* Task details *
From the entries below, extract every line that includes the word "Moto".

* Records shown *

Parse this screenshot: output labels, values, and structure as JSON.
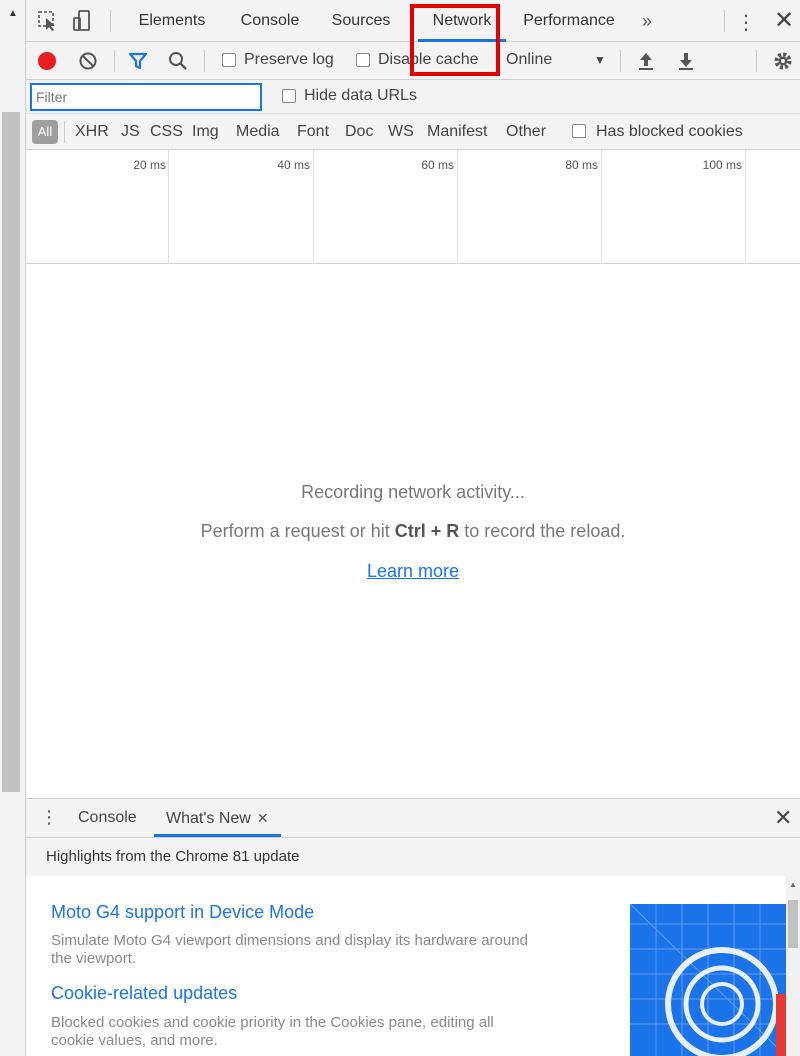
{
  "tabs": [
    {
      "label": "Elements"
    },
    {
      "label": "Console"
    },
    {
      "label": "Sources"
    },
    {
      "label": "Network"
    },
    {
      "label": "Performance"
    }
  ],
  "more_tabs": "»",
  "toolbar": {
    "preserve_log": "Preserve log",
    "disable_cache": "Disable cache",
    "throttling": "Online"
  },
  "filter": {
    "placeholder": "Filter",
    "hide_data_urls": "Hide data URLs"
  },
  "types": [
    "All",
    "XHR",
    "JS",
    "CSS",
    "Img",
    "Media",
    "Font",
    "Doc",
    "WS",
    "Manifest",
    "Other"
  ],
  "has_blocked_cookies": "Has blocked cookies",
  "timeline_ticks": [
    "20 ms",
    "40 ms",
    "60 ms",
    "80 ms",
    "100 ms"
  ],
  "empty": {
    "recording": "Recording network activity...",
    "hint_prefix": "Perform a request or hit ",
    "hint_keys": "Ctrl + R",
    "hint_suffix": " to record the reload.",
    "learn_more": "Learn more"
  },
  "drawer": {
    "tabs": [
      {
        "label": "Console"
      },
      {
        "label": "What's New"
      }
    ],
    "highlights": "Highlights from the Chrome 81 update",
    "items": [
      {
        "title": "Moto G4 support in Device Mode",
        "desc": "Simulate Moto G4 viewport dimensions and display its hardware around the viewport."
      },
      {
        "title": "Cookie-related updates",
        "desc": "Blocked cookies and cookie priority in the Cookies pane, editing all cookie values, and more."
      }
    ]
  },
  "colors": {
    "record": "#e81d1d",
    "accent": "#1a73e8",
    "highlight_box": "#e00000"
  }
}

* Response *
        "title": "Moto G4 support in Device Mode",
        "desc": "Simulate Moto G4 viewport dimensions and display its hardware around the viewport."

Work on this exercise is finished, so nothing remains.